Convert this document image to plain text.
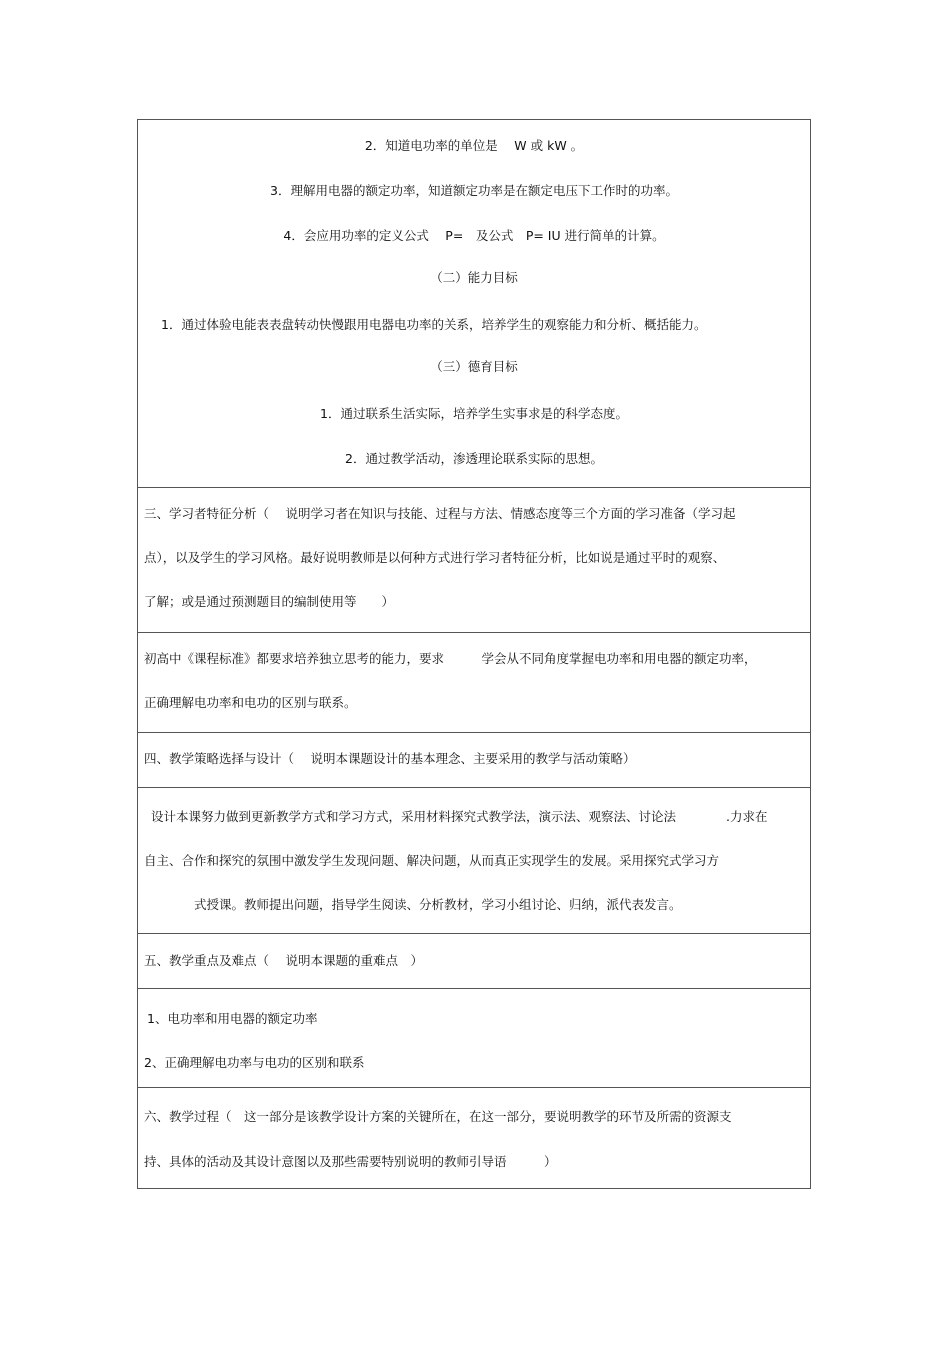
2．知道电功率的单位是　 W 或 kW 。
3．理解用电器的额定功率，知道额定功率是在额定电压下工作时的功率。
4．会应用功率的定义公式　 P=　及公式　P= IU 进行简单的计算。
（二）能力目标
1．通过体验电能表表盘转动快慢跟用电器电功率的关系，培养学生的观察能力和分析、概括能力。
（三）德育目标
1．通过联系生活实际，培养学生实事求是的科学态度。
2．通过教学活动，渗透理论联系实际的思想。
三、学习者特征分析（　 说明学习者在知识与技能、过程与方法、情感态度等三个方面的学习准备（学习起
点），以及学生的学习风格。最好说明教师是以何种方式进行学习者特征分析，比如说是通过平时的观察、
了解；或是通过预测题目的编制使用等　　）
初高中《课程标准》都要求培养独立思考的能力，要求　　　学会从不同角度掌握电功率和用电器的额定功率，
正确理解电功率和电功的区别与联系。
四、教学策略选择与设计（　 说明本课题设计的基本理念、主要采用的教学与活动策略）
设计本课努力做到更新教学方式和学习方式，采用材料探究式教学法，演示法、观察法、讨论法　　　　.力求在
自主、合作和探究的氛围中激发学生发现问题、解决问题，从而真正实现学生的发展。采用探究式学习方
式授课。教师提出问题，指导学生阅读、分析教材，学习小组讨论、归纳，派代表发言。
五、教学重点及难点（　 说明本课题的重难点　）
1、电功率和用电器的额定功率
2、正确理解电功率与电功的区别和联系
六、教学过程（　这一部分是该教学设计方案的关键所在，在这一部分，要说明教学的环节及所需的资源支
持、具体的活动及其设计意图以及那些需要特别说明的教师引导语　　　）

= = = =

What you should do:
Output all of the entries verbatim, leaving out any images.

Final result:
Convert this document image to plain text.
2．知道电功率的单位是　 W 或 kW 。
3．理解用电器的额定功率，知道额定功率是在额定电压下工作时的功率。
4．会应用功率的定义公式　 P=　及公式　P= IU 进行简单的计算。
（二）能力目标
1．通过体验电能表表盘转动快慢跟用电器电功率的关系，培养学生的观察能力和分析、概括能力。
（三）德育目标
1．通过联系生活实际，培养学生实事求是的科学态度。
2．通过教学活动，渗透理论联系实际的思想。
三、学习者特征分析（　 说明学习者在知识与技能、过程与方法、情感态度等三个方面的学习准备（学习起
点），以及学生的学习风格。最好说明教师是以何种方式进行学习者特征分析，比如说是通过平时的观察、
了解；或是通过预测题目的编制使用等　　）
初高中《课程标准》都要求培养独立思考的能力，要求　　　学会从不同角度掌握电功率和用电器的额定功率，
正确理解电功率和电功的区别与联系。
四、教学策略选择与设计（　 说明本课题设计的基本理念、主要采用的教学与活动策略）
设计本课努力做到更新教学方式和学习方式，采用材料探究式教学法，演示法、观察法、讨论法　　　　.力求在
自主、合作和探究的氛围中激发学生发现问题、解决问题，从而真正实现学生的发展。采用探究式学习方
式授课。教师提出问题，指导学生阅读、分析教材，学习小组讨论、归纳，派代表发言。
五、教学重点及难点（　 说明本课题的重难点　）
1、电功率和用电器的额定功率
2、正确理解电功率与电功的区别和联系
六、教学过程（　这一部分是该教学设计方案的关键所在，在这一部分，要说明教学的环节及所需的资源支
持、具体的活动及其设计意图以及那些需要特别说明的教师引导语　　　）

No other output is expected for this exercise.